▸ GIVEN TASK: Find the lines with "identify" in them and copy them out.

▸ DATA RECORDS:
____

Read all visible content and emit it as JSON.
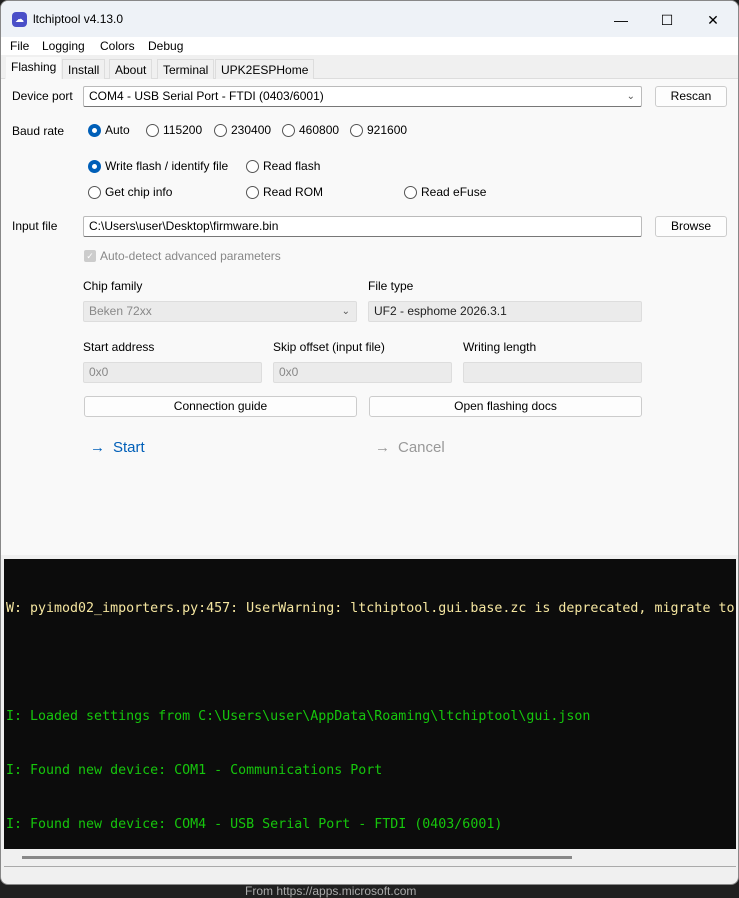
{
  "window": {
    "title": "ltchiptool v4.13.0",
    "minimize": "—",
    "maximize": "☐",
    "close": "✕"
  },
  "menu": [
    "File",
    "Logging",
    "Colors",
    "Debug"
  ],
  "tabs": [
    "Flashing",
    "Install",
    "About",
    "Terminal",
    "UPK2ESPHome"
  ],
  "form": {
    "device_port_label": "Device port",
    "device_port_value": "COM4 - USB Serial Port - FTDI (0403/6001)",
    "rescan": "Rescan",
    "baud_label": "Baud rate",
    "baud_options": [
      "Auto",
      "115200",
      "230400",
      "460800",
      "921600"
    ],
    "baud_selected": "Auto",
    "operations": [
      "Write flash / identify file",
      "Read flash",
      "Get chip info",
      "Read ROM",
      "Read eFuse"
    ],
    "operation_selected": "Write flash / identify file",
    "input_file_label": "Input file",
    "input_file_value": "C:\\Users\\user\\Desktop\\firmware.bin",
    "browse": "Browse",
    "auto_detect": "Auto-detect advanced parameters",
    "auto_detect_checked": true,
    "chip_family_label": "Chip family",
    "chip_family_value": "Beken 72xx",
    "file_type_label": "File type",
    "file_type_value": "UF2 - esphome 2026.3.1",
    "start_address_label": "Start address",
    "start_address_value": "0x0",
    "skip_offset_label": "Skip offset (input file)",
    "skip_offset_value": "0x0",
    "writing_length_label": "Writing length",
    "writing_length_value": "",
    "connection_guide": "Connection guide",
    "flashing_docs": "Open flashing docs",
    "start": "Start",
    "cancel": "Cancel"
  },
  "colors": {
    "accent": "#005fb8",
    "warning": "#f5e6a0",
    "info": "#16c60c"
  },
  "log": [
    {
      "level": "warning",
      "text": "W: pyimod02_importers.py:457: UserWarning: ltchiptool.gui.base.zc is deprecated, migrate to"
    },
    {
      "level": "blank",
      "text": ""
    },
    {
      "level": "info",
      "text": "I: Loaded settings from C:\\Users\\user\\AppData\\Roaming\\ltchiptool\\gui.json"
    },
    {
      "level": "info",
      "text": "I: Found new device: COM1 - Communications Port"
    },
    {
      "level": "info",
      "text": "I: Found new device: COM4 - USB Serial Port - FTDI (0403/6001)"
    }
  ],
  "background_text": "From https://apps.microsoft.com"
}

____

▸ ANSWER FOR THE TASK:
      "Write flash / identify file",
    "operation_selected": "Write flash / identify file",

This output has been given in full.